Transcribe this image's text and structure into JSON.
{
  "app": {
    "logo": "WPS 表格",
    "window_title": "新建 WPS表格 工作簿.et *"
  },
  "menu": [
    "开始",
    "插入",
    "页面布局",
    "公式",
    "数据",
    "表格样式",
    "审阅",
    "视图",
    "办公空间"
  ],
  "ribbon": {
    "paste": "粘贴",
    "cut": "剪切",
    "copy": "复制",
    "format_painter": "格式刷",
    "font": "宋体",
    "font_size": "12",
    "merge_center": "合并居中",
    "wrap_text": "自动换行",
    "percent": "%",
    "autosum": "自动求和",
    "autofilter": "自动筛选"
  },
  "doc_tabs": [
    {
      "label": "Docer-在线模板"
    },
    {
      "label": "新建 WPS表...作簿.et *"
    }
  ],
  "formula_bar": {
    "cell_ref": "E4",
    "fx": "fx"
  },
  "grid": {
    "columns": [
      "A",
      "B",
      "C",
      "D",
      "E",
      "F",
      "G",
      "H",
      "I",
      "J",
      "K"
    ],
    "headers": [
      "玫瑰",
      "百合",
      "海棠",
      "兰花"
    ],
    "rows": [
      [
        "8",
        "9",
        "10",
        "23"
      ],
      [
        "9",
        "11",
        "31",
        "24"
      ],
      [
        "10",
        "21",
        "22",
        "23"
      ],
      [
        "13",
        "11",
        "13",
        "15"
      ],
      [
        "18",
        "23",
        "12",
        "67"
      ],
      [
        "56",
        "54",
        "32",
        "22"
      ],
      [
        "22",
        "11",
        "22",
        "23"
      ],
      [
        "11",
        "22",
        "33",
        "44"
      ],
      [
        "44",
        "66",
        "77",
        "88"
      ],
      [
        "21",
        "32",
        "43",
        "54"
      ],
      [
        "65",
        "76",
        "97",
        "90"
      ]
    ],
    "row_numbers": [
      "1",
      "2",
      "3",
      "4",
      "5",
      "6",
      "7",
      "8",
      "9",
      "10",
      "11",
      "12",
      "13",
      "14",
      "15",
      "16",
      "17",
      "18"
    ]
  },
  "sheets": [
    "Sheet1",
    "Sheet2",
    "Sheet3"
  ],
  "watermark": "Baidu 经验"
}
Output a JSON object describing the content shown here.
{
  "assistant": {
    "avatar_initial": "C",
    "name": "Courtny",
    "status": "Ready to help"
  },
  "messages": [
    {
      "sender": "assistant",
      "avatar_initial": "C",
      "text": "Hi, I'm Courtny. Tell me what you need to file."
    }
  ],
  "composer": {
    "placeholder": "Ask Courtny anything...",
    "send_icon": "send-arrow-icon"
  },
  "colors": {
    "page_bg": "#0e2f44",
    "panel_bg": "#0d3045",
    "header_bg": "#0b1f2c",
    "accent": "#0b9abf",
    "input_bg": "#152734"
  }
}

● ● ● ●

• Set problem: Say how many lines have the string "JSON" in them, offering no words beyond the number.

• Full response: 2